--- Begin Given entries ---

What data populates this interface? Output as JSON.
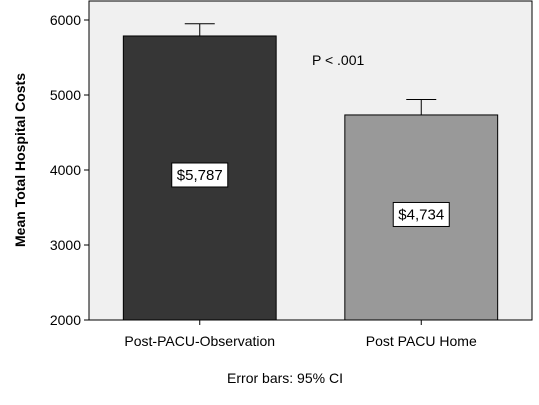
{
  "chart_data": {
    "type": "bar",
    "categories": [
      "Post-PACU-Observation",
      "Post PACU Home"
    ],
    "values": [
      5787,
      4734
    ],
    "error_upper": [
      5950,
      4940
    ],
    "data_labels": [
      "$5,787",
      "$4,734"
    ],
    "bar_colors": [
      "#363636",
      "#999999"
    ],
    "ylabel": "Mean Total Hospital Costs",
    "xlabel": "",
    "ylim": [
      2000,
      6000
    ],
    "yticks": [
      2000,
      3000,
      4000,
      5000,
      6000
    ],
    "annotation": "P < .001",
    "footnote": "Error bars: 95% CI",
    "plot_background": "#f0f0f0",
    "grid": false
  }
}
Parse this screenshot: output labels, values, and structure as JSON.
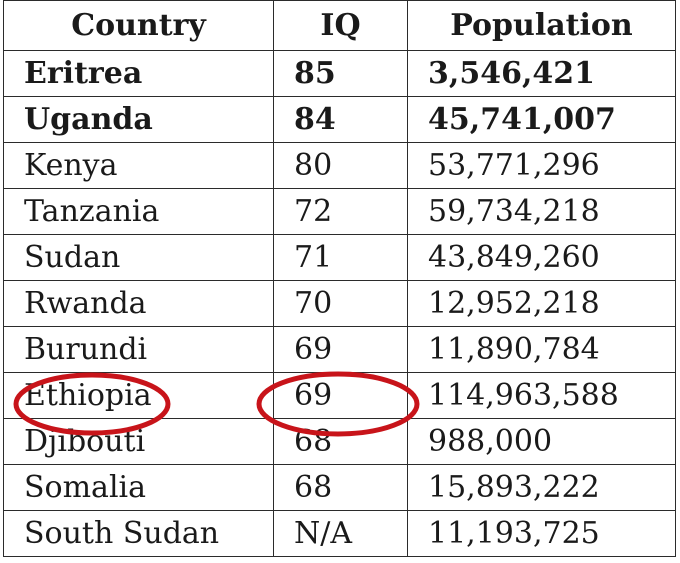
{
  "table": {
    "headers": [
      "Country",
      "IQ",
      "Population"
    ],
    "rows": [
      {
        "country": "Eritrea",
        "iq": "85",
        "population": "3,546,421",
        "bold": true
      },
      {
        "country": "Uganda",
        "iq": "84",
        "population": "45,741,007",
        "bold": true
      },
      {
        "country": "Kenya",
        "iq": "80",
        "population": "53,771,296",
        "bold": false
      },
      {
        "country": "Tanzania",
        "iq": "72",
        "population": "59,734,218",
        "bold": false
      },
      {
        "country": "Sudan",
        "iq": "71",
        "population": "43,849,260",
        "bold": false
      },
      {
        "country": "Rwanda",
        "iq": "70",
        "population": "12,952,218",
        "bold": false
      },
      {
        "country": "Burundi",
        "iq": "69",
        "population": "11,890,784",
        "bold": false
      },
      {
        "country": "Ethiopia",
        "iq": "69",
        "population": "114,963,588",
        "bold": false
      },
      {
        "country": "Djibouti",
        "iq": "68",
        "population": "988,000",
        "bold": false
      },
      {
        "country": "Somalia",
        "iq": "68",
        "population": "15,893,222",
        "bold": false
      },
      {
        "country": "South Sudan",
        "iq": "N/A",
        "population": "11,193,725",
        "bold": false
      }
    ]
  },
  "annotation": {
    "color": "#c8141a",
    "circled": [
      "Ethiopia",
      "69"
    ]
  }
}
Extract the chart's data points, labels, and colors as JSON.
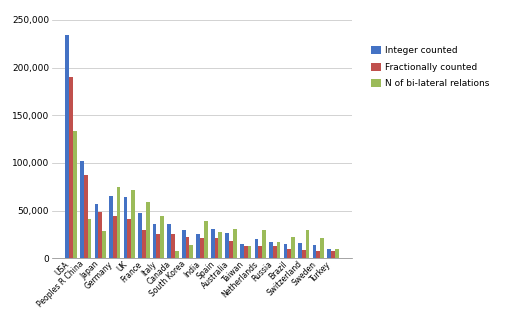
{
  "categories": [
    "USA",
    "Peoples R China",
    "Japan",
    "Germany",
    "UK",
    "France",
    "Italy",
    "Canada",
    "South Korea",
    "India",
    "Spain",
    "Australia",
    "Taiwan",
    "Netherlands",
    "Russia",
    "Brazil",
    "Switzerland",
    "Sweden",
    "Turkey"
  ],
  "integer_counted": [
    234000,
    102000,
    57000,
    65000,
    64000,
    47000,
    36000,
    36000,
    30000,
    25000,
    31000,
    26000,
    15000,
    20000,
    17000,
    15000,
    16000,
    14000,
    10000
  ],
  "fractionally_counted": [
    190000,
    87000,
    48000,
    44000,
    41000,
    30000,
    25000,
    25000,
    22000,
    21000,
    21000,
    18000,
    13000,
    13000,
    13000,
    10000,
    9000,
    8000,
    8000
  ],
  "bilateral_relations": [
    133000,
    41000,
    29000,
    75000,
    72000,
    59000,
    44000,
    8000,
    14000,
    39000,
    27000,
    31000,
    13000,
    30000,
    17000,
    22000,
    30000,
    21000,
    10000
  ],
  "bar_colors": [
    "#4472c4",
    "#c0504d",
    "#9bbb59"
  ],
  "legend_labels": [
    "Integer counted",
    "Fractionally counted",
    "N of bi-lateral relations"
  ],
  "ylim": [
    0,
    250000
  ],
  "yticks": [
    0,
    50000,
    100000,
    150000,
    200000,
    250000
  ],
  "ytick_labels": [
    "0",
    "50,000",
    "100,000",
    "150,000",
    "200,000",
    "250,000"
  ],
  "background_color": "#ffffff",
  "figsize": [
    5.18,
    3.31
  ],
  "dpi": 100
}
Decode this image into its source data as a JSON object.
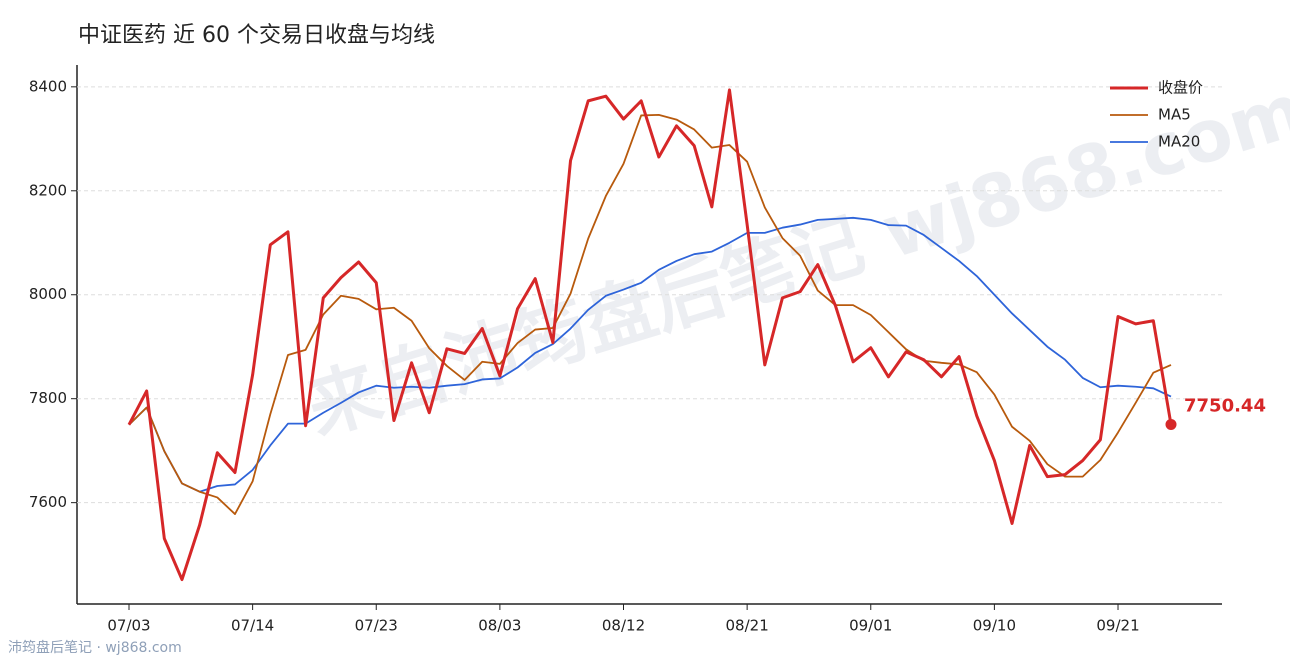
{
  "chart_data": {
    "type": "line",
    "title": "中证医药 近 60 个交易日收盘与均线",
    "categories": [
      "07/03",
      null,
      null,
      null,
      null,
      null,
      null,
      "07/14",
      null,
      null,
      null,
      null,
      null,
      null,
      "07/23",
      null,
      null,
      null,
      null,
      null,
      null,
      "08/03",
      null,
      null,
      null,
      null,
      null,
      null,
      "08/12",
      null,
      null,
      null,
      null,
      null,
      null,
      "08/21",
      null,
      null,
      null,
      null,
      null,
      null,
      "09/01",
      null,
      null,
      null,
      null,
      null,
      null,
      "09/10",
      null,
      null,
      null,
      null,
      null,
      null,
      "09/21",
      null,
      null,
      null
    ],
    "series": [
      {
        "name": "收盘价",
        "color": "#d62728",
        "width": 3,
        "values": [
          7750,
          7815,
          7531,
          7452,
          7557,
          7696,
          7658,
          7846,
          8096,
          8121,
          7748,
          7994,
          8033,
          8063,
          8023,
          7758,
          7869,
          7773,
          7896,
          7887,
          7935,
          7844,
          7973,
          8031,
          7908,
          8258,
          8373,
          8382,
          8338,
          8373,
          8265,
          8325,
          8287,
          8169,
          8394,
          8135,
          7865,
          7994,
          8006,
          8058,
          7979,
          7871,
          7898,
          7842,
          7890,
          7875,
          7842,
          7881,
          7767,
          7681,
          7560,
          7710,
          7650,
          7654,
          7681,
          7721,
          7958,
          7944,
          7950,
          7750.44
        ]
      },
      {
        "name": "MA5",
        "color": "#b85a0d",
        "width": 1.8,
        "values": [
          7750,
          7783,
          7699,
          7637,
          7621,
          7610,
          7578,
          7641,
          7770,
          7884,
          7894,
          7962,
          7998,
          7992,
          7972,
          7975,
          7950,
          7897,
          7863,
          7836,
          7871,
          7867,
          7907,
          7933,
          7936,
          8002,
          8108,
          8190,
          8252,
          8345,
          8346,
          8337,
          8318,
          8283,
          8288,
          8256,
          8168,
          8109,
          8075,
          8008,
          7980,
          7980,
          7961,
          7928,
          7895,
          7873,
          7869,
          7866,
          7851,
          7808,
          7746,
          7719,
          7674,
          7650,
          7650,
          7682,
          7735,
          7792,
          7850,
          7865
        ]
      },
      {
        "name": "MA20",
        "color": "#2e64d9",
        "width": 1.8,
        "values": [
          7750,
          7783,
          7699,
          7637,
          7621,
          7632,
          7635,
          7663,
          7710,
          7752,
          7752,
          7773,
          7792,
          7812,
          7825,
          7821,
          7823,
          7821,
          7825,
          7828,
          7837,
          7839,
          7860,
          7888,
          7905,
          7935,
          7971,
          7998,
          8010,
          8023,
          8048,
          8065,
          8078,
          8083,
          8100,
          8119,
          8119,
          8129,
          8135,
          8144,
          8146,
          8148,
          8144,
          8134,
          8133,
          8115,
          8090,
          8065,
          8036,
          8000,
          7964,
          7932,
          7900,
          7875,
          7840,
          7822,
          7825,
          7823,
          7820,
          7804
        ]
      }
    ],
    "end_label": "7750.44",
    "ylim": [
      7405,
      8442
    ],
    "yticks": [
      7600,
      7800,
      8000,
      8200,
      8400
    ],
    "grid": true,
    "legend": "upper right",
    "watermark": "来自沛筠盘后笔记 wj868.com",
    "footer": "沛筠盘后笔记 · wj868.com"
  }
}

--- End Given entries ---

* **Problem**
A faithful copy of the records above is needed, with the pictures left out.

* **Output below**
What data populates this interface? Output as JSON.
{
  "chart_data": {
    "type": "bar",
    "categories": [
      "Post-PACU-Observation",
      "Post PACU Home"
    ],
    "values": [
      5787,
      4734
    ],
    "error_upper": [
      5950,
      4940
    ],
    "data_labels": [
      "$5,787",
      "$4,734"
    ],
    "bar_colors": [
      "#363636",
      "#999999"
    ],
    "ylabel": "Mean Total Hospital Costs",
    "xlabel": "",
    "ylim": [
      2000,
      6000
    ],
    "yticks": [
      2000,
      3000,
      4000,
      5000,
      6000
    ],
    "annotation": "P < .001",
    "footnote": "Error bars: 95% CI",
    "plot_background": "#f0f0f0",
    "grid": false
  }
}
Parse this screenshot: output labels, values, and structure as JSON.
{
  "table": {
    "headers": [
      "Country",
      "IQ",
      "Population"
    ],
    "rows": [
      {
        "country": "Eritrea",
        "iq": "85",
        "population": "3,546,421",
        "bold": true
      },
      {
        "country": "Uganda",
        "iq": "84",
        "population": "45,741,007",
        "bold": true
      },
      {
        "country": "Kenya",
        "iq": "80",
        "population": "53,771,296",
        "bold": false
      },
      {
        "country": "Tanzania",
        "iq": "72",
        "population": "59,734,218",
        "bold": false
      },
      {
        "country": "Sudan",
        "iq": "71",
        "population": "43,849,260",
        "bold": false
      },
      {
        "country": "Rwanda",
        "iq": "70",
        "population": "12,952,218",
        "bold": false
      },
      {
        "country": "Burundi",
        "iq": "69",
        "population": "11,890,784",
        "bold": false
      },
      {
        "country": "Ethiopia",
        "iq": "69",
        "population": "114,963,588",
        "bold": false
      },
      {
        "country": "Djibouti",
        "iq": "68",
        "population": "988,000",
        "bold": false
      },
      {
        "country": "Somalia",
        "iq": "68",
        "population": "15,893,222",
        "bold": false
      },
      {
        "country": "South Sudan",
        "iq": "N/A",
        "population": "11,193,725",
        "bold": false
      }
    ]
  },
  "annotation": {
    "color": "#c8141a",
    "circled": [
      "Ethiopia",
      "69"
    ]
  }
}
Extract the chart's data points, labels, and colors as JSON.
{
  "categories": [
    "USA",
    "Peoples R China",
    "Japan",
    "Germany",
    "UK",
    "France",
    "Italy",
    "Canada",
    "South Korea",
    "India",
    "Spain",
    "Australia",
    "Taiwan",
    "Netherlands",
    "Russia",
    "Brazil",
    "Switzerland",
    "Sweden",
    "Turkey"
  ],
  "integer_counted": [
    234000,
    102000,
    57000,
    65000,
    64000,
    47000,
    36000,
    36000,
    30000,
    25000,
    31000,
    26000,
    15000,
    20000,
    17000,
    15000,
    16000,
    14000,
    10000
  ],
  "fractionally_counted": [
    190000,
    87000,
    48000,
    44000,
    41000,
    30000,
    25000,
    25000,
    22000,
    21000,
    21000,
    18000,
    13000,
    13000,
    13000,
    10000,
    9000,
    8000,
    8000
  ],
  "bilateral_relations": [
    133000,
    41000,
    29000,
    75000,
    72000,
    59000,
    44000,
    8000,
    14000,
    39000,
    27000,
    31000,
    13000,
    30000,
    17000,
    22000,
    30000,
    21000,
    10000
  ],
  "bar_colors": [
    "#4472c4",
    "#c0504d",
    "#9bbb59"
  ],
  "legend_labels": [
    "Integer counted",
    "Fractionally counted",
    "N of bi-lateral relations"
  ],
  "ylim": [
    0,
    250000
  ],
  "yticks": [
    0,
    50000,
    100000,
    150000,
    200000,
    250000
  ],
  "ytick_labels": [
    "0",
    "50,000",
    "100,000",
    "150,000",
    "200,000",
    "250,000"
  ],
  "background_color": "#ffffff",
  "figsize": [
    5.18,
    3.31
  ],
  "dpi": 100
}
Decode this image into its source data as a JSON object.
{
  "chart_data": {
    "type": "line",
    "title": "中证医药 近 60 个交易日收盘与均线",
    "categories": [
      "07/03",
      null,
      null,
      null,
      null,
      null,
      null,
      "07/14",
      null,
      null,
      null,
      null,
      null,
      null,
      "07/23",
      null,
      null,
      null,
      null,
      null,
      null,
      "08/03",
      null,
      null,
      null,
      null,
      null,
      null,
      "08/12",
      null,
      null,
      null,
      null,
      null,
      null,
      "08/21",
      null,
      null,
      null,
      null,
      null,
      null,
      "09/01",
      null,
      null,
      null,
      null,
      null,
      null,
      "09/10",
      null,
      null,
      null,
      null,
      null,
      null,
      "09/21",
      null,
      null,
      null
    ],
    "series": [
      {
        "name": "收盘价",
        "color": "#d62728",
        "width": 3,
        "values": [
          7750,
          7815,
          7531,
          7452,
          7557,
          7696,
          7658,
          7846,
          8096,
          8121,
          7748,
          7994,
          8033,
          8063,
          8023,
          7758,
          7869,
          7773,
          7896,
          7887,
          7935,
          7844,
          7973,
          8031,
          7908,
          8258,
          8373,
          8382,
          8338,
          8373,
          8265,
          8325,
          8287,
          8169,
          8394,
          8135,
          7865,
          7994,
          8006,
          8058,
          7979,
          7871,
          7898,
          7842,
          7890,
          7875,
          7842,
          7881,
          7767,
          7681,
          7560,
          7710,
          7650,
          7654,
          7681,
          7721,
          7958,
          7944,
          7950,
          7750.44
        ]
      },
      {
        "name": "MA5",
        "color": "#b85a0d",
        "width": 1.8,
        "values": [
          7750,
          7783,
          7699,
          7637,
          7621,
          7610,
          7578,
          7641,
          7770,
          7884,
          7894,
          7962,
          7998,
          7992,
          7972,
          7975,
          7950,
          7897,
          7863,
          7836,
          7871,
          7867,
          7907,
          7933,
          7936,
          8002,
          8108,
          8190,
          8252,
          8345,
          8346,
          8337,
          8318,
          8283,
          8288,
          8256,
          8168,
          8109,
          8075,
          8008,
          7980,
          7980,
          7961,
          7928,
          7895,
          7873,
          7869,
          7866,
          7851,
          7808,
          7746,
          7719,
          7674,
          7650,
          7650,
          7682,
          7735,
          7792,
          7850,
          7865
        ]
      },
      {
        "name": "MA20",
        "color": "#2e64d9",
        "width": 1.8,
        "values": [
          7750,
          7783,
          7699,
          7637,
          7621,
          7632,
          7635,
          7663,
          7710,
          7752,
          7752,
          7773,
          7792,
          7812,
          7825,
          7821,
          7823,
          7821,
          7825,
          7828,
          7837,
          7839,
          7860,
          7888,
          7905,
          7935,
          7971,
          7998,
          8010,
          8023,
          8048,
          8065,
          8078,
          8083,
          8100,
          8119,
          8119,
          8129,
          8135,
          8144,
          8146,
          8148,
          8144,
          8134,
          8133,
          8115,
          8090,
          8065,
          8036,
          8000,
          7964,
          7932,
          7900,
          7875,
          7840,
          7822,
          7825,
          7823,
          7820,
          7804
        ]
      }
    ],
    "end_label": "7750.44",
    "ylim": [
      7405,
      8442
    ],
    "yticks": [
      7600,
      7800,
      8000,
      8200,
      8400
    ],
    "grid": true,
    "legend": "upper right",
    "watermark": "来自沛筠盘后笔记 wj868.com",
    "footer": "沛筠盘后笔记 · wj868.com"
  }
}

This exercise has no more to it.